▸ Stated exercise
Reproduce the records below exactly as they appear.

____

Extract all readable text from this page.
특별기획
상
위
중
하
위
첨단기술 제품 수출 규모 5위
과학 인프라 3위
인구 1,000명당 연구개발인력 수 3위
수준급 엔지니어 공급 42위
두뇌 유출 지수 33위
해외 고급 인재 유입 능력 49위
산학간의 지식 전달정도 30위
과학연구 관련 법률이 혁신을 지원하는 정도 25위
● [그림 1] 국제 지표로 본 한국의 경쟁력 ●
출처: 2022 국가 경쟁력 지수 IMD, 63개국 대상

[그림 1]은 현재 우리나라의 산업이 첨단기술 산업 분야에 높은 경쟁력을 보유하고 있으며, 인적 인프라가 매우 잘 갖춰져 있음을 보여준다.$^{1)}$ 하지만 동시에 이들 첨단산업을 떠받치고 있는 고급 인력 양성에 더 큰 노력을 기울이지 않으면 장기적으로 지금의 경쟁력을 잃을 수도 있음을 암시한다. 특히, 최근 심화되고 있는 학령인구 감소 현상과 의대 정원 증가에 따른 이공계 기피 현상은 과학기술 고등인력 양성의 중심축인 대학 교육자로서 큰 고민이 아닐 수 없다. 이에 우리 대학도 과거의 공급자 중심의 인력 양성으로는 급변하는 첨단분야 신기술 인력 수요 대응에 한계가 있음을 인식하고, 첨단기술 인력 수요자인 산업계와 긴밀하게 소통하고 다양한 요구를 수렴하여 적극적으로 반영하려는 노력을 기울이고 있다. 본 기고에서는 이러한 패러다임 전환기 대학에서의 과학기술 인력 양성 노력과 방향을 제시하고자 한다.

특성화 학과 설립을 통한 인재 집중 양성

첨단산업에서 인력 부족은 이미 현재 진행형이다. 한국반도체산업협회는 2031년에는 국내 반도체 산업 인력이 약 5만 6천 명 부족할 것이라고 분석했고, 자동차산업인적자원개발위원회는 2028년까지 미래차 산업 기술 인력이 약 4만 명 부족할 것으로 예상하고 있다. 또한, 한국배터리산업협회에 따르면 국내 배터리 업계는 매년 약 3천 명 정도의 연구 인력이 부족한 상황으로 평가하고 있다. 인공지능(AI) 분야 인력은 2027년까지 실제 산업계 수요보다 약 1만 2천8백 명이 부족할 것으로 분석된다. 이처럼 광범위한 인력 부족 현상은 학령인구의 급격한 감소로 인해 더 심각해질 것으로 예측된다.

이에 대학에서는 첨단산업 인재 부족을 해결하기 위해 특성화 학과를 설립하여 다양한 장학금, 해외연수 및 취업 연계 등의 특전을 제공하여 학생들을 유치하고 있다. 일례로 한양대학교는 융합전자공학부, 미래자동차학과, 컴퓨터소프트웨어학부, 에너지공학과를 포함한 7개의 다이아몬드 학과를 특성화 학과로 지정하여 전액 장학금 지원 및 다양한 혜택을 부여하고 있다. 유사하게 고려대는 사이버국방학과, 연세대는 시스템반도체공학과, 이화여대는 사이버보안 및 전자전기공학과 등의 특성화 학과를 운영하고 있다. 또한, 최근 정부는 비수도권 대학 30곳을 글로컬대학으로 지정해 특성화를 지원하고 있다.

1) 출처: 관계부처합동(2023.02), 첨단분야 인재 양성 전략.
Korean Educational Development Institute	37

____

▸ Solution to this problem
Extract all readable text from this page.
특별기획
상
위
중
하
위
첨단기술 제품 수출 규모 5위
과학 인프라 3위
인구 1,000명당 연구개발인력 수 3위
수준급 엔지니어 공급 42위
두뇌 유출 지수 33위
해외 고급 인재 유입 능력 49위
산학간의 지식 전달정도 30위
과학연구 관련 법률이 혁신을 지원하는 정도 25위
● [그림 1] 국제 지표로 본 한국의 경쟁력 ●
출처: 2022 국가 경쟁력 지수 IMD, 63개국 대상

[그림 1]은 현재 우리나라의 산업이 첨단기술 산업 분야에 높은 경쟁력을 보유하고 있으며, 인적 인프라가 매우 잘 갖춰져 있음을 보여준다.$^{1)}$ 하지만 동시에 이들 첨단산업을 떠받치고 있는 고급 인력 양성에 더 큰 노력을 기울이지 않으면 장기적으로 지금의 경쟁력을 잃을 수도 있음을 암시한다. 특히, 최근 심화되고 있는 학령인구 감소 현상과 의대 정원 증가에 따른 이공계 기피 현상은 과학기술 고등인력 양성의 중심축인 대학 교육자로서 큰 고민이 아닐 수 없다. 이에 우리 대학도 과거의 공급자 중심의 인력 양성으로는 급변하는 첨단분야 신기술 인력 수요 대응에 한계가 있음을 인식하고, 첨단기술 인력 수요자인 산업계와 긴밀하게 소통하고 다양한 요구를 수렴하여 적극적으로 반영하려는 노력을 기울이고 있다. 본 기고에서는 이러한 패러다임 전환기 대학에서의 과학기술 인력 양성 노력과 방향을 제시하고자 한다.

특성화 학과 설립을 통한 인재 집중 양성

첨단산업에서 인력 부족은 이미 현재 진행형이다. 한국반도체산업협회는 2031년에는 국내 반도체 산업 인력이 약 5만 6천 명 부족할 것이라고 분석했고, 자동차산업인적자원개발위원회는 2028년까지 미래차 산업 기술 인력이 약 4만 명 부족할 것으로 예상하고 있다. 또한, 한국배터리산업협회에 따르면 국내 배터리 업계는 매년 약 3천 명 정도의 연구 인력이 부족한 상황으로 평가하고 있다. 인공지능(AI) 분야 인력은 2027년까지 실제 산업계 수요보다 약 1만 2천8백 명이 부족할 것으로 분석된다. 이처럼 광범위한 인력 부족 현상은 학령인구의 급격한 감소로 인해 더 심각해질 것으로 예측된다.

이에 대학에서는 첨단산업 인재 부족을 해결하기 위해 특성화 학과를 설립하여 다양한 장학금, 해외연수 및 취업 연계 등의 특전을 제공하여 학생들을 유치하고 있다. 일례로 한양대학교는 융합전자공학부, 미래자동차학과, 컴퓨터소프트웨어학부, 에너지공학과를 포함한 7개의 다이아몬드 학과를 특성화 학과로 지정하여 전액 장학금 지원 및 다양한 혜택을 부여하고 있다. 유사하게 고려대는 사이버국방학과, 연세대는 시스템반도체공학과, 이화여대는 사이버보안 및 전자전기공학과 등의 특성화 학과를 운영하고 있다. 또한, 최근 정부는 비수도권 대학 30곳을 글로컬대학으로 지정해 특성화를 지원하고 있다.

1) 출처: 관계부처합동(2023.02), 첨단분야 인재 양성 전략.
Korean Educational Development Institute	37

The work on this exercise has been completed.